### PROBLEM
Below is a block of data; give all of it again word for word.

++++ ENTRIES SUPPLIED

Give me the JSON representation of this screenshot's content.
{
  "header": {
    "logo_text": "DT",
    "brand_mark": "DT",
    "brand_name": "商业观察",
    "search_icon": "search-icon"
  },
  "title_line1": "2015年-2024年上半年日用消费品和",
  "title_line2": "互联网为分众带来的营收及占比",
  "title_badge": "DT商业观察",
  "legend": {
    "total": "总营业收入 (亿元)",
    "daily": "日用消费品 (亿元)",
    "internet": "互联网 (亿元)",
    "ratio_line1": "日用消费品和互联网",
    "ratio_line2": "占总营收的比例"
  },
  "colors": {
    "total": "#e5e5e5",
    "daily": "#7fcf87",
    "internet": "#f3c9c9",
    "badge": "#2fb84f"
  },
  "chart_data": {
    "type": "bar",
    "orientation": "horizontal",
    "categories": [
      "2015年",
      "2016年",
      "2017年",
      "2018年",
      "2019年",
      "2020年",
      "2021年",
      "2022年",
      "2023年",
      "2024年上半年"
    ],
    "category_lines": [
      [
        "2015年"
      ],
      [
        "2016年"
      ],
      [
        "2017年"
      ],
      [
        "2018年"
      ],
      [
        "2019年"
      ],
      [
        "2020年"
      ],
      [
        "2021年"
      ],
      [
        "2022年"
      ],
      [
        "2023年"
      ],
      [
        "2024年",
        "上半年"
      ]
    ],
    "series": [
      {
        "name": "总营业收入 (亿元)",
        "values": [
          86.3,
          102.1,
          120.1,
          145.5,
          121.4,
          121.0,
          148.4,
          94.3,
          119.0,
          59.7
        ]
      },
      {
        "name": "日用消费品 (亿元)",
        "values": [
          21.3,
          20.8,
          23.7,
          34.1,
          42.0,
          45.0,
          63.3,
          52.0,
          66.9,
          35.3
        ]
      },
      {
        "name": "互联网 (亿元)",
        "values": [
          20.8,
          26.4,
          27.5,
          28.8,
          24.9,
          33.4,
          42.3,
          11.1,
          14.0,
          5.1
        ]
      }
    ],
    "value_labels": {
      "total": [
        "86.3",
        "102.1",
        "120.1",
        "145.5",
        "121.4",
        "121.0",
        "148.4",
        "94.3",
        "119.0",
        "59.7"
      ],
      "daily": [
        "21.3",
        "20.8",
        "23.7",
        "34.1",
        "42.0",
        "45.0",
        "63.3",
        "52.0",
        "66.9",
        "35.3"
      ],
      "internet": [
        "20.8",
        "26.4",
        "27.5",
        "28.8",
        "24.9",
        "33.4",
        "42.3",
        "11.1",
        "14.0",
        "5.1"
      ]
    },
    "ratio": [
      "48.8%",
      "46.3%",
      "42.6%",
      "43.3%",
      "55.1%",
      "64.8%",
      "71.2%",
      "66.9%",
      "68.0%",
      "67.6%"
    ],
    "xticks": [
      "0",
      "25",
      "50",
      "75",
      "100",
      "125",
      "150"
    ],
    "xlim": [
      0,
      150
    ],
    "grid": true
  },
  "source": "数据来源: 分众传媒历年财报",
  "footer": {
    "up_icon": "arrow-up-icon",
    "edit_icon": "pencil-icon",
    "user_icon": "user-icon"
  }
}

++++++++

### OUTPUT BELOW
Give me the JSON representation of this screenshot's content.
{
  "header": {
    "logo_text": "DT",
    "brand_mark": "DT",
    "brand_name": "商业观察",
    "search_icon": "search-icon"
  },
  "title_line1": "2015年-2024年上半年日用消费品和",
  "title_line2": "互联网为分众带来的营收及占比",
  "title_badge": "DT商业观察",
  "legend": {
    "total": "总营业收入 (亿元)",
    "daily": "日用消费品 (亿元)",
    "internet": "互联网 (亿元)",
    "ratio_line1": "日用消费品和互联网",
    "ratio_line2": "占总营收的比例"
  },
  "colors": {
    "total": "#e5e5e5",
    "daily": "#7fcf87",
    "internet": "#f3c9c9",
    "badge": "#2fb84f"
  },
  "chart_data": {
    "type": "bar",
    "orientation": "horizontal",
    "categories": [
      "2015年",
      "2016年",
      "2017年",
      "2018年",
      "2019年",
      "2020年",
      "2021年",
      "2022年",
      "2023年",
      "2024年上半年"
    ],
    "category_lines": [
      [
        "2015年"
      ],
      [
        "2016年"
      ],
      [
        "2017年"
      ],
      [
        "2018年"
      ],
      [
        "2019年"
      ],
      [
        "2020年"
      ],
      [
        "2021年"
      ],
      [
        "2022年"
      ],
      [
        "2023年"
      ],
      [
        "2024年",
        "上半年"
      ]
    ],
    "series": [
      {
        "name": "总营业收入 (亿元)",
        "values": [
          86.3,
          102.1,
          120.1,
          145.5,
          121.4,
          121.0,
          148.4,
          94.3,
          119.0,
          59.7
        ]
      },
      {
        "name": "日用消费品 (亿元)",
        "values": [
          21.3,
          20.8,
          23.7,
          34.1,
          42.0,
          45.0,
          63.3,
          52.0,
          66.9,
          35.3
        ]
      },
      {
        "name": "互联网 (亿元)",
        "values": [
          20.8,
          26.4,
          27.5,
          28.8,
          24.9,
          33.4,
          42.3,
          11.1,
          14.0,
          5.1
        ]
      }
    ],
    "value_labels": {
      "total": [
        "86.3",
        "102.1",
        "120.1",
        "145.5",
        "121.4",
        "121.0",
        "148.4",
        "94.3",
        "119.0",
        "59.7"
      ],
      "daily": [
        "21.3",
        "20.8",
        "23.7",
        "34.1",
        "42.0",
        "45.0",
        "63.3",
        "52.0",
        "66.9",
        "35.3"
      ],
      "internet": [
        "20.8",
        "26.4",
        "27.5",
        "28.8",
        "24.9",
        "33.4",
        "42.3",
        "11.1",
        "14.0",
        "5.1"
      ]
    },
    "ratio": [
      "48.8%",
      "46.3%",
      "42.6%",
      "43.3%",
      "55.1%",
      "64.8%",
      "71.2%",
      "66.9%",
      "68.0%",
      "67.6%"
    ],
    "xticks": [
      "0",
      "25",
      "50",
      "75",
      "100",
      "125",
      "150"
    ],
    "xlim": [
      0,
      150
    ],
    "grid": true
  },
  "source": "数据来源: 分众传媒历年财报",
  "footer": {
    "up_icon": "arrow-up-icon",
    "edit_icon": "pencil-icon",
    "user_icon": "user-icon"
  }
}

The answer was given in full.